Copy all lines below exactly as written. Leave pictures out.

******************************

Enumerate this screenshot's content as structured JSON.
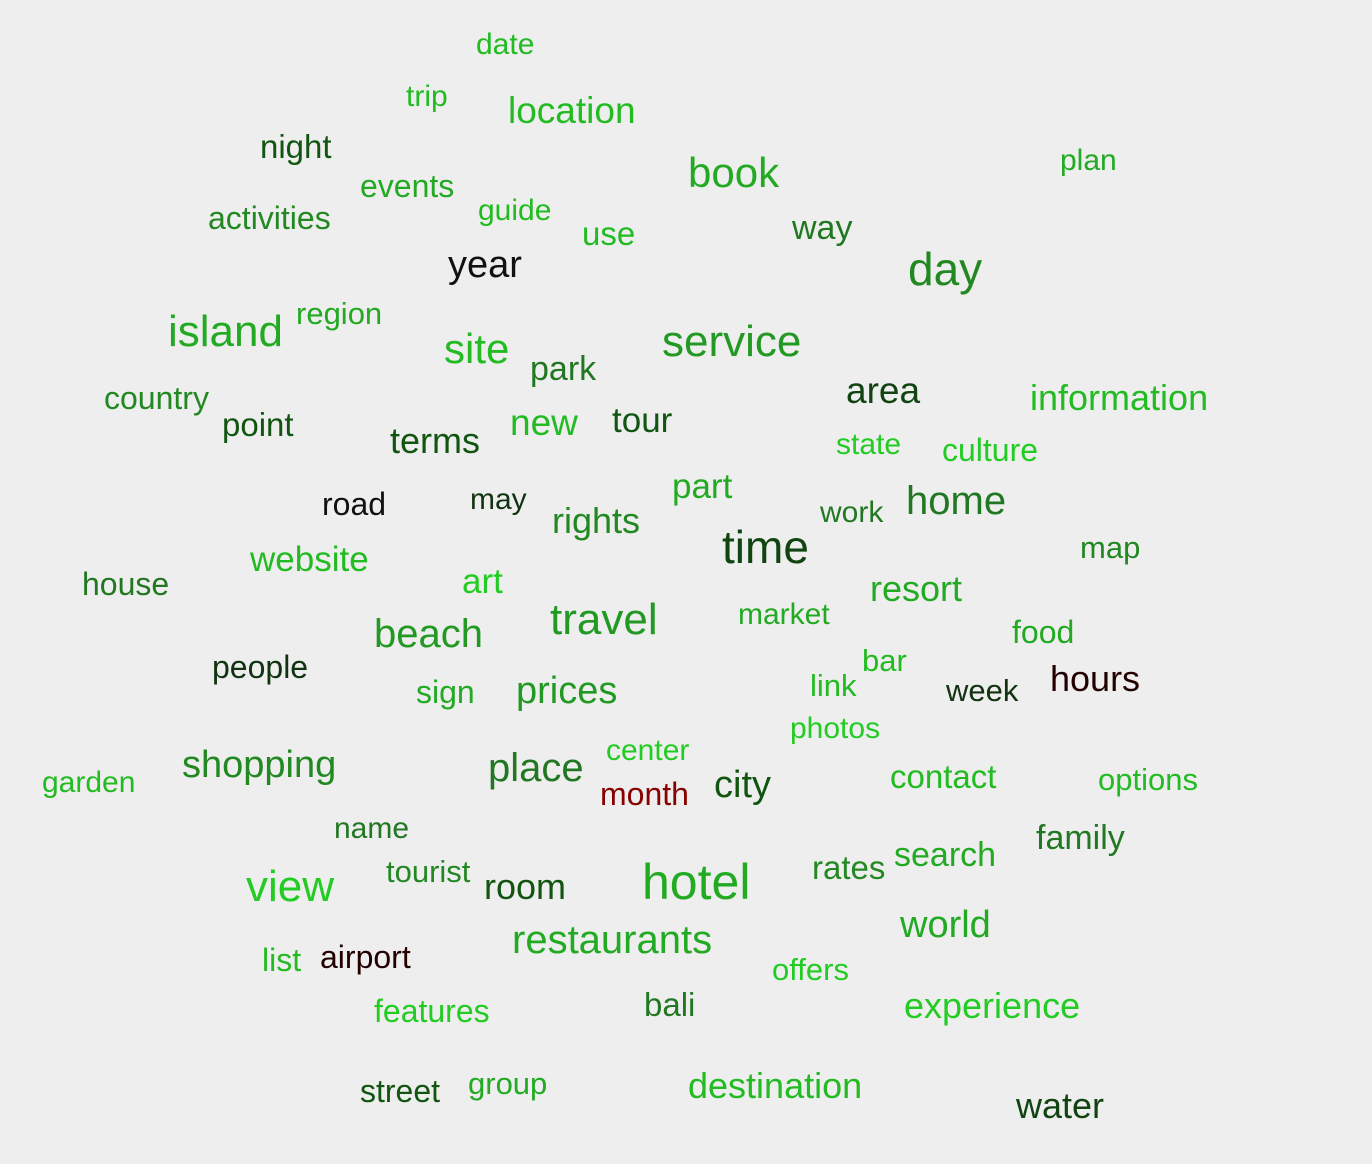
{
  "words": [
    {
      "text": "date",
      "color": "#22bb22"
    },
    {
      "text": "trip",
      "color": "#22bb22"
    },
    {
      "text": "location",
      "color": "#22bb22"
    },
    {
      "text": "night",
      "color": "#115511"
    },
    {
      "text": "plan",
      "color": "#22aa22"
    },
    {
      "text": "book",
      "color": "#22aa22"
    },
    {
      "text": "events",
      "color": "#22aa22"
    },
    {
      "text": "activities",
      "color": "#228822"
    },
    {
      "text": "guide",
      "color": "#22bb22"
    },
    {
      "text": "use",
      "color": "#22bb22"
    },
    {
      "text": "way",
      "color": "#227722"
    },
    {
      "text": "year",
      "color": "#111111"
    },
    {
      "text": "day",
      "color": "#228822"
    },
    {
      "text": "island",
      "color": "#22aa22"
    },
    {
      "text": "region",
      "color": "#22aa22"
    },
    {
      "text": "site",
      "color": "#22bb22"
    },
    {
      "text": "park",
      "color": "#227722"
    },
    {
      "text": "service",
      "color": "#229922"
    },
    {
      "text": "country",
      "color": "#228822"
    },
    {
      "text": "point",
      "color": "#115511"
    },
    {
      "text": "area",
      "color": "#114411"
    },
    {
      "text": "information",
      "color": "#22bb22"
    },
    {
      "text": "terms",
      "color": "#115511"
    },
    {
      "text": "new",
      "color": "#22bb22"
    },
    {
      "text": "tour",
      "color": "#115511"
    },
    {
      "text": "state",
      "color": "#22cc22"
    },
    {
      "text": "culture",
      "color": "#22cc22"
    },
    {
      "text": "road",
      "color": "#111111"
    },
    {
      "text": "may",
      "color": "#113311"
    },
    {
      "text": "part",
      "color": "#22aa22"
    },
    {
      "text": "rights",
      "color": "#228822"
    },
    {
      "text": "work",
      "color": "#227722"
    },
    {
      "text": "home",
      "color": "#227722"
    },
    {
      "text": "time",
      "color": "#114411"
    },
    {
      "text": "website",
      "color": "#22bb22"
    },
    {
      "text": "house",
      "color": "#227722"
    },
    {
      "text": "art",
      "color": "#22cc22"
    },
    {
      "text": "map",
      "color": "#228822"
    },
    {
      "text": "resort",
      "color": "#22aa22"
    },
    {
      "text": "market",
      "color": "#22aa22"
    },
    {
      "text": "travel",
      "color": "#229922"
    },
    {
      "text": "beach",
      "color": "#229922"
    },
    {
      "text": "food",
      "color": "#22aa22"
    },
    {
      "text": "people",
      "color": "#113311"
    },
    {
      "text": "bar",
      "color": "#22bb22"
    },
    {
      "text": "sign",
      "color": "#22aa22"
    },
    {
      "text": "prices",
      "color": "#229922"
    },
    {
      "text": "link",
      "color": "#22bb22"
    },
    {
      "text": "week",
      "color": "#113311"
    },
    {
      "text": "hours",
      "color": "#220000"
    },
    {
      "text": "photos",
      "color": "#22cc22"
    },
    {
      "text": "center",
      "color": "#22cc22"
    },
    {
      "text": "shopping",
      "color": "#228822"
    },
    {
      "text": "place",
      "color": "#227722"
    },
    {
      "text": "garden",
      "color": "#22bb22"
    },
    {
      "text": "month",
      "color": "#880000"
    },
    {
      "text": "city",
      "color": "#115511"
    },
    {
      "text": "contact",
      "color": "#22bb22"
    },
    {
      "text": "options",
      "color": "#22bb22"
    },
    {
      "text": "name",
      "color": "#227722"
    },
    {
      "text": "family",
      "color": "#227722"
    },
    {
      "text": "search",
      "color": "#22aa22"
    },
    {
      "text": "tourist",
      "color": "#228822"
    },
    {
      "text": "view",
      "color": "#22cc22"
    },
    {
      "text": "room",
      "color": "#115511"
    },
    {
      "text": "hotel",
      "color": "#22aa22"
    },
    {
      "text": "rates",
      "color": "#228822"
    },
    {
      "text": "world",
      "color": "#22aa22"
    },
    {
      "text": "restaurants",
      "color": "#22aa22"
    },
    {
      "text": "list",
      "color": "#22bb22"
    },
    {
      "text": "airport",
      "color": "#220000"
    },
    {
      "text": "offers",
      "color": "#22cc22"
    },
    {
      "text": "features",
      "color": "#22cc22"
    },
    {
      "text": "bali",
      "color": "#227722"
    },
    {
      "text": "experience",
      "color": "#22cc22"
    },
    {
      "text": "destination",
      "color": "#22bb22"
    },
    {
      "text": "street",
      "color": "#115511"
    },
    {
      "text": "group",
      "color": "#22aa22"
    },
    {
      "text": "water",
      "color": "#114411"
    }
  ]
}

******************************

**Finished answer:**
Enumerate this screenshot's content as structured JSON.
{
  "words": [
    {
      "text": "date",
      "color": "#22bb22"
    },
    {
      "text": "trip",
      "color": "#22bb22"
    },
    {
      "text": "location",
      "color": "#22bb22"
    },
    {
      "text": "night",
      "color": "#115511"
    },
    {
      "text": "plan",
      "color": "#22aa22"
    },
    {
      "text": "book",
      "color": "#22aa22"
    },
    {
      "text": "events",
      "color": "#22aa22"
    },
    {
      "text": "activities",
      "color": "#228822"
    },
    {
      "text": "guide",
      "color": "#22bb22"
    },
    {
      "text": "use",
      "color": "#22bb22"
    },
    {
      "text": "way",
      "color": "#227722"
    },
    {
      "text": "year",
      "color": "#111111"
    },
    {
      "text": "day",
      "color": "#228822"
    },
    {
      "text": "island",
      "color": "#22aa22"
    },
    {
      "text": "region",
      "color": "#22aa22"
    },
    {
      "text": "site",
      "color": "#22bb22"
    },
    {
      "text": "park",
      "color": "#227722"
    },
    {
      "text": "service",
      "color": "#229922"
    },
    {
      "text": "country",
      "color": "#228822"
    },
    {
      "text": "point",
      "color": "#115511"
    },
    {
      "text": "area",
      "color": "#114411"
    },
    {
      "text": "information",
      "color": "#22bb22"
    },
    {
      "text": "terms",
      "color": "#115511"
    },
    {
      "text": "new",
      "color": "#22bb22"
    },
    {
      "text": "tour",
      "color": "#115511"
    },
    {
      "text": "state",
      "color": "#22cc22"
    },
    {
      "text": "culture",
      "color": "#22cc22"
    },
    {
      "text": "road",
      "color": "#111111"
    },
    {
      "text": "may",
      "color": "#113311"
    },
    {
      "text": "part",
      "color": "#22aa22"
    },
    {
      "text": "rights",
      "color": "#228822"
    },
    {
      "text": "work",
      "color": "#227722"
    },
    {
      "text": "home",
      "color": "#227722"
    },
    {
      "text": "time",
      "color": "#114411"
    },
    {
      "text": "website",
      "color": "#22bb22"
    },
    {
      "text": "house",
      "color": "#227722"
    },
    {
      "text": "art",
      "color": "#22cc22"
    },
    {
      "text": "map",
      "color": "#228822"
    },
    {
      "text": "resort",
      "color": "#22aa22"
    },
    {
      "text": "market",
      "color": "#22aa22"
    },
    {
      "text": "travel",
      "color": "#229922"
    },
    {
      "text": "beach",
      "color": "#229922"
    },
    {
      "text": "food",
      "color": "#22aa22"
    },
    {
      "text": "people",
      "color": "#113311"
    },
    {
      "text": "bar",
      "color": "#22bb22"
    },
    {
      "text": "sign",
      "color": "#22aa22"
    },
    {
      "text": "prices",
      "color": "#229922"
    },
    {
      "text": "link",
      "color": "#22bb22"
    },
    {
      "text": "week",
      "color": "#113311"
    },
    {
      "text": "hours",
      "color": "#220000"
    },
    {
      "text": "photos",
      "color": "#22cc22"
    },
    {
      "text": "center",
      "color": "#22cc22"
    },
    {
      "text": "shopping",
      "color": "#228822"
    },
    {
      "text": "place",
      "color": "#227722"
    },
    {
      "text": "garden",
      "color": "#22bb22"
    },
    {
      "text": "month",
      "color": "#880000"
    },
    {
      "text": "city",
      "color": "#115511"
    },
    {
      "text": "contact",
      "color": "#22bb22"
    },
    {
      "text": "options",
      "color": "#22bb22"
    },
    {
      "text": "name",
      "color": "#227722"
    },
    {
      "text": "family",
      "color": "#227722"
    },
    {
      "text": "search",
      "color": "#22aa22"
    },
    {
      "text": "tourist",
      "color": "#228822"
    },
    {
      "text": "view",
      "color": "#22cc22"
    },
    {
      "text": "room",
      "color": "#115511"
    },
    {
      "text": "hotel",
      "color": "#22aa22"
    },
    {
      "text": "rates",
      "color": "#228822"
    },
    {
      "text": "world",
      "color": "#22aa22"
    },
    {
      "text": "restaurants",
      "color": "#22aa22"
    },
    {
      "text": "list",
      "color": "#22bb22"
    },
    {
      "text": "airport",
      "color": "#220000"
    },
    {
      "text": "offers",
      "color": "#22cc22"
    },
    {
      "text": "features",
      "color": "#22cc22"
    },
    {
      "text": "bali",
      "color": "#227722"
    },
    {
      "text": "experience",
      "color": "#22cc22"
    },
    {
      "text": "destination",
      "color": "#22bb22"
    },
    {
      "text": "street",
      "color": "#115511"
    },
    {
      "text": "group",
      "color": "#22aa22"
    },
    {
      "text": "water",
      "color": "#114411"
    }
  ]
}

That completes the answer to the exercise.